> **What you need to do**
Within the records below, find each line that holds the string "text", then copy it.

> **Extracted entries**
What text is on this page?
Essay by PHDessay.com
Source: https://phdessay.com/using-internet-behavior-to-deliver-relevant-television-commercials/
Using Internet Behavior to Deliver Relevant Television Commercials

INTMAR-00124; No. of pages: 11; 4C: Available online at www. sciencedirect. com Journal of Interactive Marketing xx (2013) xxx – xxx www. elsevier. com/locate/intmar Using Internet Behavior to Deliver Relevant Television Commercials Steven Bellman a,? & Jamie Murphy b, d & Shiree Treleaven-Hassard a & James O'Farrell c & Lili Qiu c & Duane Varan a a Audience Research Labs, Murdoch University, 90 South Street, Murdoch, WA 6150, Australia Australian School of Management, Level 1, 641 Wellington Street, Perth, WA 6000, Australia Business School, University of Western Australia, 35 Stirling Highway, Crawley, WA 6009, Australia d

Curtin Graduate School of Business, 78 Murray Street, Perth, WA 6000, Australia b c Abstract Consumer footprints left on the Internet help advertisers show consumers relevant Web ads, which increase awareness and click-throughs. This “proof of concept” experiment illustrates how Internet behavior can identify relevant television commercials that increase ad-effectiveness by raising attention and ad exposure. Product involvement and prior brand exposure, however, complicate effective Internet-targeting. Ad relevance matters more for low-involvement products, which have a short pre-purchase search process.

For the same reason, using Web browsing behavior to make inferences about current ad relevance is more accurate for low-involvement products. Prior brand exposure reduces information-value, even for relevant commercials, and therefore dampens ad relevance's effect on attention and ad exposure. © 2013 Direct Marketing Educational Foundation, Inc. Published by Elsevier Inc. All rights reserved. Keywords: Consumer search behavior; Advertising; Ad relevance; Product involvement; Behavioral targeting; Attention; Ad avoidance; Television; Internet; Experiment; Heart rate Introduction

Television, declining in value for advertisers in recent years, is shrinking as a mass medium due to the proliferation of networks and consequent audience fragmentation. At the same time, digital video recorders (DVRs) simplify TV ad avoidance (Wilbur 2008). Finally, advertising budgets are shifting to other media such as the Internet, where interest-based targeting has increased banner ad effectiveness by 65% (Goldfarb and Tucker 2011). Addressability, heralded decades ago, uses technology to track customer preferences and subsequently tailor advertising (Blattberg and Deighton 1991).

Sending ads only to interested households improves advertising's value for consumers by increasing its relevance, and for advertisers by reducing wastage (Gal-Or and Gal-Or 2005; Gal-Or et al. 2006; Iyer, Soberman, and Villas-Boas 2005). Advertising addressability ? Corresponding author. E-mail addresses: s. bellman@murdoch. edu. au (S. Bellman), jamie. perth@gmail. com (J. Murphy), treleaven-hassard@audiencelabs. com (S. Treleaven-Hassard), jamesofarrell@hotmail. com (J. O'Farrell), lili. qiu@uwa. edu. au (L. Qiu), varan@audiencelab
==
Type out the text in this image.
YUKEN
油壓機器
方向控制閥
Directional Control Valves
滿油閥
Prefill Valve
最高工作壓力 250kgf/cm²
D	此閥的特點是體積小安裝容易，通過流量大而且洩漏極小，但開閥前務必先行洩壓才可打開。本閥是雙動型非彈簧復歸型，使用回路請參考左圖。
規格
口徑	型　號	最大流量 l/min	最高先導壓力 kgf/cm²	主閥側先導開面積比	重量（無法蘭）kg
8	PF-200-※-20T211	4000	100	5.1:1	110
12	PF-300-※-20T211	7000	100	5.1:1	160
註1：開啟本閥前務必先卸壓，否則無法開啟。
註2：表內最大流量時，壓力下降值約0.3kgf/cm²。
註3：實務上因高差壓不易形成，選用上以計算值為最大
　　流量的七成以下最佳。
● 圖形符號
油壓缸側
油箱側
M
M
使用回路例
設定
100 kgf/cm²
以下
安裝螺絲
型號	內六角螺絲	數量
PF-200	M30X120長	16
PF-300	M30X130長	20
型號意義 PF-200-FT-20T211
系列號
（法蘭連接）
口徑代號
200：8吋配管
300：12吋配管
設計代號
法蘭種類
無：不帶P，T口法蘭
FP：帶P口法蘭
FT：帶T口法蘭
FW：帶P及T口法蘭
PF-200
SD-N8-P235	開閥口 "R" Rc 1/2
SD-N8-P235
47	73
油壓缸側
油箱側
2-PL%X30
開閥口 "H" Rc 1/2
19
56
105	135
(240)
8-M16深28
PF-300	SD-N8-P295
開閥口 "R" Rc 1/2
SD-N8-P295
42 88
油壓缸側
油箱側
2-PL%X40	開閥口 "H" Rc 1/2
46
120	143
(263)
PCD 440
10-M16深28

> **Full output**
What text is on this page?
Type out the text in this image.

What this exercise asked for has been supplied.